● What this task involves: Every record must be transcribed in its entirety, apart from the images, which are to be omitted.

** start Available data **

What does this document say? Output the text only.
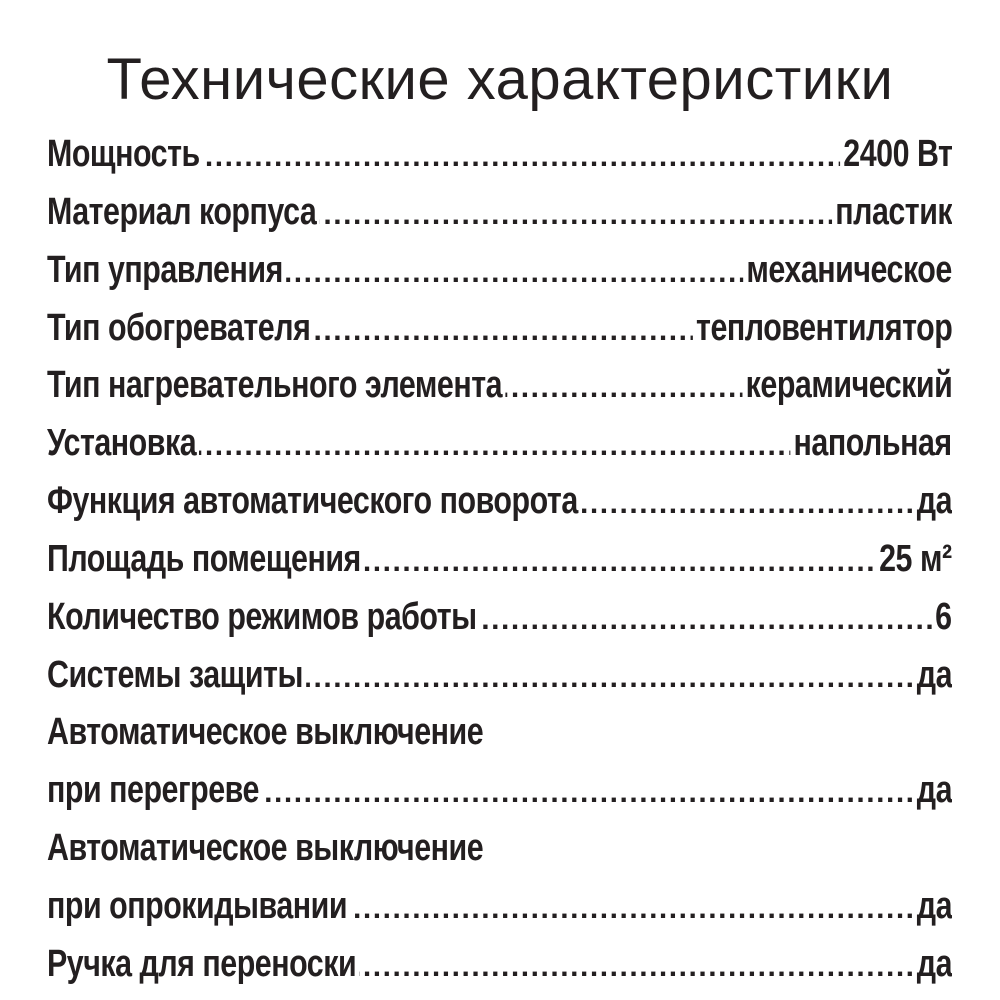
Технические характеристики
Мощность . . .	2400 Вт
Материал корпуса . . .	пластик
Тип управления . . .	механическое
Тип обогревателя . . .	тепловентилятор
Тип нагревательного элемента . . .	керамический
Установка . . .	напольная
Функция автоматического поворота . . .	да
Площадь помещения . . .	25 м²
Количество режимов работы . . .	6
Системы защиты . . .	да
Автоматическое выключение
при перегреве . . .	да
Автоматическое выключение
при опрокидывании . . .	да
Ручка для переноски . . .	да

** end Available data **

● Solution to this problem:
What does this document say? Output the text only.
Технические характеристики
Мощность . . .	2400 Вт
Материал корпуса . . .	пластик
Тип управления . . .	механическое
Тип обогревателя . . .	тепловентилятор
Тип нагревательного элемента . . .	керамический
Установка . . .	напольная
Функция автоматического поворота . . .	да
Площадь помещения . . .	25 м²
Количество режимов работы . . .	6
Системы защиты . . .	да
Автоматическое выключение
при перегреве . . .	да
Автоматическое выключение
при опрокидывании . . .	да
Ручка для переноски . . .	да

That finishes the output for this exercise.